- Texte présenté:
◆ ◆ ◆ ◆ ◆

Événement littéraire

Un nouveau regard sur Spinoza : son œuvre retraduite en Pléiade

Frédéric Manzini publié le 18 octobre 2022 5 min

Encore une nouvelle édition de Spinoza ? Oui, mais pas n’importe laquelle : dans l’élégante collection de la Pléiade cette fois, avec une reliure en cuir rouge qui rassemble en un seul volume toutes les œuvres du philosophe. Des Œuvres complètes donc, dans une version sûre et fiable, composées de retraductions et parfois de traductions totalement inédites, dirigées par le philosophe et traducteur Bernard Pautrat. L’occasion de mieux appréhender la cohérence de l’ensemble des écrits du philosophe hollandais, y compris les moins connus.

◆ ◆ ◆ ◆ ◆

- Lignes extraites:
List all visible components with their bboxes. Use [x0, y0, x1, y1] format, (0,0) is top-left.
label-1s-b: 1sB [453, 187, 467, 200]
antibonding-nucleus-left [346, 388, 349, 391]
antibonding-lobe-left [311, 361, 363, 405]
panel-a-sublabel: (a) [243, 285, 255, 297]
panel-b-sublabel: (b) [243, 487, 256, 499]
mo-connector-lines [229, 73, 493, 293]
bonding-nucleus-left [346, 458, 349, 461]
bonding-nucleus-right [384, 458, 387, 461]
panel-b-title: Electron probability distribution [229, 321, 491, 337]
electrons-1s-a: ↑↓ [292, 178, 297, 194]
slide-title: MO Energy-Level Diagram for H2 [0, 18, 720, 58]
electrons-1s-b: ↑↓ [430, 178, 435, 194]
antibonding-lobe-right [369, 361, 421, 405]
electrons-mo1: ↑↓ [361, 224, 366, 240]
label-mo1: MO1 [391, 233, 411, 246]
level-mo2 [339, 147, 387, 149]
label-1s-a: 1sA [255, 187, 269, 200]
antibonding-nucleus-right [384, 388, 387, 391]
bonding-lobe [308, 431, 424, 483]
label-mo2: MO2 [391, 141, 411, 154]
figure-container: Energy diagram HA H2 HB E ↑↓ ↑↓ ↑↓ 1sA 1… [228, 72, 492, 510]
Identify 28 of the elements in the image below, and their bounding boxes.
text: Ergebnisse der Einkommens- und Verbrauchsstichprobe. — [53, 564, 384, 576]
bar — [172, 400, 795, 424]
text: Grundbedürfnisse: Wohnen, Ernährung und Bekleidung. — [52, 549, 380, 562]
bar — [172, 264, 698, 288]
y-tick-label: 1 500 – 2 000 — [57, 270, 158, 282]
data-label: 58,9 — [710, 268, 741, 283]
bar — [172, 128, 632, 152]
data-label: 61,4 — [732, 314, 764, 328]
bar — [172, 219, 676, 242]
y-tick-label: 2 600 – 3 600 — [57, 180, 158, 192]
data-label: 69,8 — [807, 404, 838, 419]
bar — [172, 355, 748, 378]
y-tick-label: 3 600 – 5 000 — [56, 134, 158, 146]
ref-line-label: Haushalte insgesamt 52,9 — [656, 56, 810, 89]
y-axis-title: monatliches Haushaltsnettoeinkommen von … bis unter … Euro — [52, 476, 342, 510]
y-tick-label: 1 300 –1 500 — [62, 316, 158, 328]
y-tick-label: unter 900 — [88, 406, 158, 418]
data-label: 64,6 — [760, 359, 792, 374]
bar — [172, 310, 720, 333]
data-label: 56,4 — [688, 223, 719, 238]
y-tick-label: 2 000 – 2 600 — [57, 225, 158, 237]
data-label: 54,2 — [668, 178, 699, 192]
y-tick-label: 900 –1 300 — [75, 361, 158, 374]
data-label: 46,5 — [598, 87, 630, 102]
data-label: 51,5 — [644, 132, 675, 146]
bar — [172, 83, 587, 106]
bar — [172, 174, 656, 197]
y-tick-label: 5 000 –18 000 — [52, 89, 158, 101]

◆ ◆ ◆ ◆ ◆

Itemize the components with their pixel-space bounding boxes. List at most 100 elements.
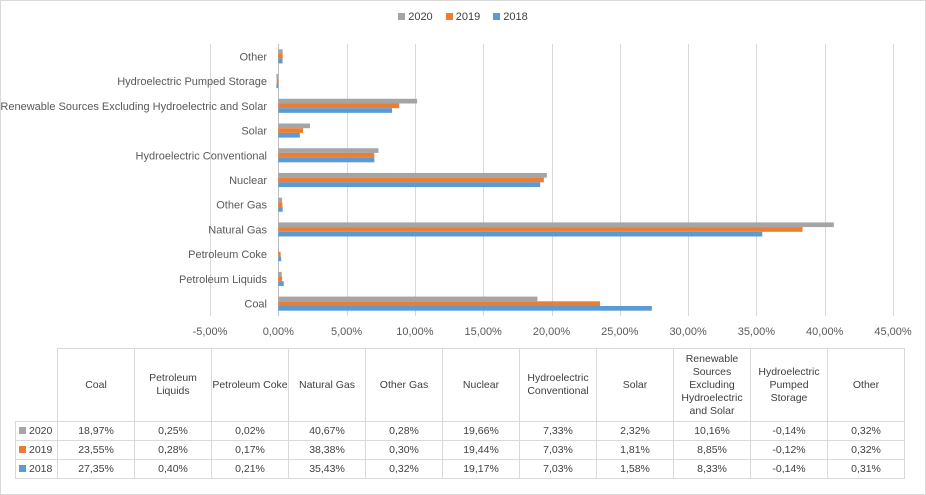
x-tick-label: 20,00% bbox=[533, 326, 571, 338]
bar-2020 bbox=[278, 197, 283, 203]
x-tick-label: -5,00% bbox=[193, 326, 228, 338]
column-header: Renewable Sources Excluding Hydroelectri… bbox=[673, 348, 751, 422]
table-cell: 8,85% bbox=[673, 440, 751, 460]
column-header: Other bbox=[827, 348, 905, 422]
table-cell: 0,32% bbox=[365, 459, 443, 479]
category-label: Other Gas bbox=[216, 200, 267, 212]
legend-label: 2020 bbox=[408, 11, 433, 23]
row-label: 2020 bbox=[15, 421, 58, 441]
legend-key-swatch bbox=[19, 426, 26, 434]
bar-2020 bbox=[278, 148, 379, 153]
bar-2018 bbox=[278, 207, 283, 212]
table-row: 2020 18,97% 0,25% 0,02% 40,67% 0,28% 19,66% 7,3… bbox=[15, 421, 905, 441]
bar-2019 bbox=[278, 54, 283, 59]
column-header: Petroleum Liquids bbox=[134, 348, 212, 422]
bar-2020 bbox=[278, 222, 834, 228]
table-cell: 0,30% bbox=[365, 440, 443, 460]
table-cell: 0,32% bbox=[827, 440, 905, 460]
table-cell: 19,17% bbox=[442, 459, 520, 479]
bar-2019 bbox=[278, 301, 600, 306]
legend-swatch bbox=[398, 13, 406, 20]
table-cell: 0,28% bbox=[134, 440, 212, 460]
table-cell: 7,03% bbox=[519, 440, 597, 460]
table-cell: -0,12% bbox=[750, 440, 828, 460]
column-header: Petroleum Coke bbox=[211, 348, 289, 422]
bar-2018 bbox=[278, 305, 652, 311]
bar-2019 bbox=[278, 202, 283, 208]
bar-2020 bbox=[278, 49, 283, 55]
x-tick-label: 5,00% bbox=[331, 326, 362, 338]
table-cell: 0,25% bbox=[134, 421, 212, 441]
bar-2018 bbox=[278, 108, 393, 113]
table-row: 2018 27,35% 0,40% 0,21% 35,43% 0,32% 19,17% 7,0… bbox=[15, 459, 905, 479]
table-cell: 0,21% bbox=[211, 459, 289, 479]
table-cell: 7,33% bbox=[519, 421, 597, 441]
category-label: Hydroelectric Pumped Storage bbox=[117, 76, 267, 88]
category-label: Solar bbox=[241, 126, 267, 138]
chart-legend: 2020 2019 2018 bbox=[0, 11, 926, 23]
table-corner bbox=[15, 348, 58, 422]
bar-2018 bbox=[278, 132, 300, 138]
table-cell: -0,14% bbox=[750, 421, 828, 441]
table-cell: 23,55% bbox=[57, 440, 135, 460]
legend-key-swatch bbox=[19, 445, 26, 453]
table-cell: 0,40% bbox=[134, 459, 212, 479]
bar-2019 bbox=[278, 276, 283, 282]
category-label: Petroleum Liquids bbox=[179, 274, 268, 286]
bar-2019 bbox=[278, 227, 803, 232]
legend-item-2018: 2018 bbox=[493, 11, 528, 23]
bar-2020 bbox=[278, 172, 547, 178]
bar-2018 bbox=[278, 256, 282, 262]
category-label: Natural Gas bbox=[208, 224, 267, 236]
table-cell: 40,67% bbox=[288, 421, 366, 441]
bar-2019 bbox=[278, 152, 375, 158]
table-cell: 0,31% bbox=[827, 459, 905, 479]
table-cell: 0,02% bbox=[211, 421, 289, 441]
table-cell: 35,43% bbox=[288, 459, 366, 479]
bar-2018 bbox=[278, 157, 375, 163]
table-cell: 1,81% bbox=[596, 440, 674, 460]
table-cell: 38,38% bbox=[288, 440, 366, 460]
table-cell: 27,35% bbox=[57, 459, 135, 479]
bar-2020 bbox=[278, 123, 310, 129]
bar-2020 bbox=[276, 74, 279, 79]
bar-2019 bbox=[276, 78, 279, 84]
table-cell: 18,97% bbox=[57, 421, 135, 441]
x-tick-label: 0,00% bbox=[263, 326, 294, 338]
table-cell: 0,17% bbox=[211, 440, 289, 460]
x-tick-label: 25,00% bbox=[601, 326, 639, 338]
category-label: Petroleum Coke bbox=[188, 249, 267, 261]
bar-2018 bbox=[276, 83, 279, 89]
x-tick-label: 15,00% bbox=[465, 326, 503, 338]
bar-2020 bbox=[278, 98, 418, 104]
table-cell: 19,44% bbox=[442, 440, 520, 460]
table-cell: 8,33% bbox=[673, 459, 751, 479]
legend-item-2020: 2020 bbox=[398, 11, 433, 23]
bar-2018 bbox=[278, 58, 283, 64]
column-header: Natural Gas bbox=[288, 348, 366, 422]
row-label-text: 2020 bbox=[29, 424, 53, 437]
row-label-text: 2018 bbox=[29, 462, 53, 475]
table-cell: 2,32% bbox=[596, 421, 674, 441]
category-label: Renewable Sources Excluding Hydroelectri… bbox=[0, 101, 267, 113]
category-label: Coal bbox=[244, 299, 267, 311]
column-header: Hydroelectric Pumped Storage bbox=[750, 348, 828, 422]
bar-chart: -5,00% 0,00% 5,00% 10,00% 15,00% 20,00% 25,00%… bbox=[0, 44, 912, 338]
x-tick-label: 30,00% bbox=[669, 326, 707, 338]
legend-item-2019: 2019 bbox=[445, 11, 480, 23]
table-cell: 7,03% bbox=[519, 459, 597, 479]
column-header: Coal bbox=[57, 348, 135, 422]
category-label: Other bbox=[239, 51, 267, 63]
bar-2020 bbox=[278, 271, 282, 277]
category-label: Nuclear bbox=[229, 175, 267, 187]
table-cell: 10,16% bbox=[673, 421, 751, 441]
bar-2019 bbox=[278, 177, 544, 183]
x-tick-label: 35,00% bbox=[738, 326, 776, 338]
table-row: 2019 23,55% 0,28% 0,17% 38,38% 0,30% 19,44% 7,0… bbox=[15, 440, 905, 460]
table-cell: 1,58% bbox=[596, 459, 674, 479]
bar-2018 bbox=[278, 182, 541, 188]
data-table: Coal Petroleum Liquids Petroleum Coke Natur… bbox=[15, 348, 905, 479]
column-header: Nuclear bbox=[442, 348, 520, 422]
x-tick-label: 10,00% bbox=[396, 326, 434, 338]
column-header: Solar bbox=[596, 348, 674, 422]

◆ ◆ ◆ ◆ ◆

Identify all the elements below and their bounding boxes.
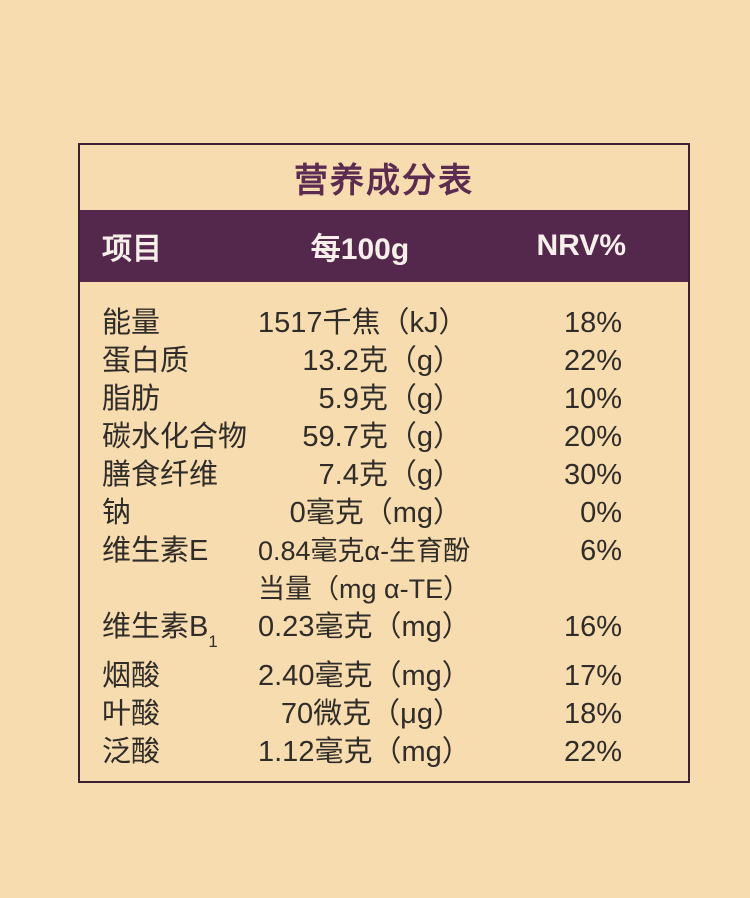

◆ ◆ ◆ ◆ ◆

- Consigne:
Recopiez mot pour mot le passage de l'article sur Spinoza qui va de « Un nouveau regard » jusqu'à « les moins connus. ». Vous n'avez pas besoin des lignes pour faire ce travail.

- Corrigé:
Un nouveau regard sur Spinoza : son œuvre retraduite en Pléiade

Frédéric Manzini publié le 18 octobre 2022 5 min

Encore une nouvelle édition de Spinoza ? Oui, mais pas n’importe laquelle : dans l’élégante collection de la Pléiade cette fois, avec une reliure en cuir rouge qui rassemble en un seul volume toutes les œuvres du philosophe. Des Œuvres complètes donc, dans une version sûre et fiable, composées de retraductions et parfois de traductions totalement inédites, dirigées par le philosophe et traducteur Bernard Pautrat. L’occasion de mieux appréhender la cohérence de l’ensemble des écrits du philosophe hollandais, y compris les moins connus.